● DIRECTIONS: All of the data needs to be repeated exactly.

** START MATERIAL FOR THE TASK **

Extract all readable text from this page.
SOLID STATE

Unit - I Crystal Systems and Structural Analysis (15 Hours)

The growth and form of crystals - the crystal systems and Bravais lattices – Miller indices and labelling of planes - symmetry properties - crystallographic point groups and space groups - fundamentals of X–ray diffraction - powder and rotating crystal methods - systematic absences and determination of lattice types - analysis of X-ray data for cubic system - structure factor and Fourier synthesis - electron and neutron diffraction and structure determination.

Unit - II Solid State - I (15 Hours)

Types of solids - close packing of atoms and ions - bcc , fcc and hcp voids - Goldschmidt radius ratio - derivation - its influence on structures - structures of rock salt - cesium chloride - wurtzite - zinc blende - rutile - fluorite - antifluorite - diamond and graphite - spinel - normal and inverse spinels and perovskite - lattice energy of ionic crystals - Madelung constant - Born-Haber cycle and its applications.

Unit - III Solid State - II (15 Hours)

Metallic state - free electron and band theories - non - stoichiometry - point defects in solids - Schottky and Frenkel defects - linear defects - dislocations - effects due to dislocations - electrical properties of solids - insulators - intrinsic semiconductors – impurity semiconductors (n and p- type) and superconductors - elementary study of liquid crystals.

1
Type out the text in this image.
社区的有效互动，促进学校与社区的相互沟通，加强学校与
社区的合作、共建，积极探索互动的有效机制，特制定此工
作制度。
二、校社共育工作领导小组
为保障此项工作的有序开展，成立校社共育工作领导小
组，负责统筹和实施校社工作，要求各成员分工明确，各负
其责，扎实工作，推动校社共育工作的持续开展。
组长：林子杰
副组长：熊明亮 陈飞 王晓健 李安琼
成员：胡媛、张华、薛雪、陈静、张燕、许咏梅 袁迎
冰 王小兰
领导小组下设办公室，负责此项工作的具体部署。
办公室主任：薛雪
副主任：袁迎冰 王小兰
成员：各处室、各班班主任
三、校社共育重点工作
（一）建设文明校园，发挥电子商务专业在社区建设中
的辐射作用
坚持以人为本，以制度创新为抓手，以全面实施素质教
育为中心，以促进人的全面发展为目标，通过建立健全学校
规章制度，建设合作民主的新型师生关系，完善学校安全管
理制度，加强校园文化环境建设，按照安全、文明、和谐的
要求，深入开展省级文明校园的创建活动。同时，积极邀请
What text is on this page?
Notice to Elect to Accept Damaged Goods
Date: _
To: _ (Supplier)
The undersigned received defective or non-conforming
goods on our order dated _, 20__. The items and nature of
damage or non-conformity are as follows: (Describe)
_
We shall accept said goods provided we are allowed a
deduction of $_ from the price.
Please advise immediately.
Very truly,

** END MATERIAL FOR THE TASK **

● FINAL ANSWER:
Extract all readable text from this page.
SOLID STATE

Unit - I Crystal Systems and Structural Analysis (15 Hours)

The growth and form of crystals - the crystal systems and Bravais lattices – Miller indices and labelling of planes - symmetry properties - crystallographic point groups and space groups - fundamentals of X–ray diffraction - powder and rotating crystal methods - systematic absences and determination of lattice types - analysis of X-ray data for cubic system - structure factor and Fourier synthesis - electron and neutron diffraction and structure determination.

Unit - II Solid State - I (15 Hours)

Types of solids - close packing of atoms and ions - bcc , fcc and hcp voids - Goldschmidt radius ratio - derivation - its influence on structures - structures of rock salt - cesium chloride - wurtzite - zinc blende - rutile - fluorite - antifluorite - diamond and graphite - spinel - normal and inverse spinels and perovskite - lattice energy of ionic crystals - Madelung constant - Born-Haber cycle and its applications.

Unit - III Solid State - II (15 Hours)

Metallic state - free electron and band theories - non - stoichiometry - point defects in solids - Schottky and Frenkel defects - linear defects - dislocations - effects due to dislocations - electrical properties of solids - insulators - intrinsic semiconductors – impurity semiconductors (n and p- type) and superconductors - elementary study of liquid crystals.

1
Type out the text in this image.
社区的有效互动，促进学校与社区的相互沟通，加强学校与
社区的合作、共建，积极探索互动的有效机制，特制定此工
作制度。
二、校社共育工作领导小组
为保障此项工作的有序开展，成立校社共育工作领导小
组，负责统筹和实施校社工作，要求各成员分工明确，各负
其责，扎实工作，推动校社共育工作的持续开展。
组长：林子杰
副组长：熊明亮 陈飞 王晓健 李安琼
成员：胡媛、张华、薛雪、陈静、张燕、许咏梅 袁迎
冰 王小兰
领导小组下设办公室，负责此项工作的具体部署。
办公室主任：薛雪
副主任：袁迎冰 王小兰
成员：各处室、各班班主任
三、校社共育重点工作
（一）建设文明校园，发挥电子商务专业在社区建设中
的辐射作用
坚持以人为本，以制度创新为抓手，以全面实施素质教
育为中心，以促进人的全面发展为目标，通过建立健全学校
规章制度，建设合作民主的新型师生关系，完善学校安全管
理制度，加强校园文化环境建设，按照安全、文明、和谐的
要求，深入开展省级文明校园的创建活动。同时，积极邀请
What text is on this page?
Notice to Elect to Accept Damaged Goods
Date: _
To: _ (Supplier)
The undersigned received defective or non-conforming
goods on our order dated _, 20__. The items and nature of
damage or non-conformity are as follows: (Describe)
_
We shall accept said goods provided we are allowed a
deduction of $_ from the price.
Please advise immediately.
Very truly,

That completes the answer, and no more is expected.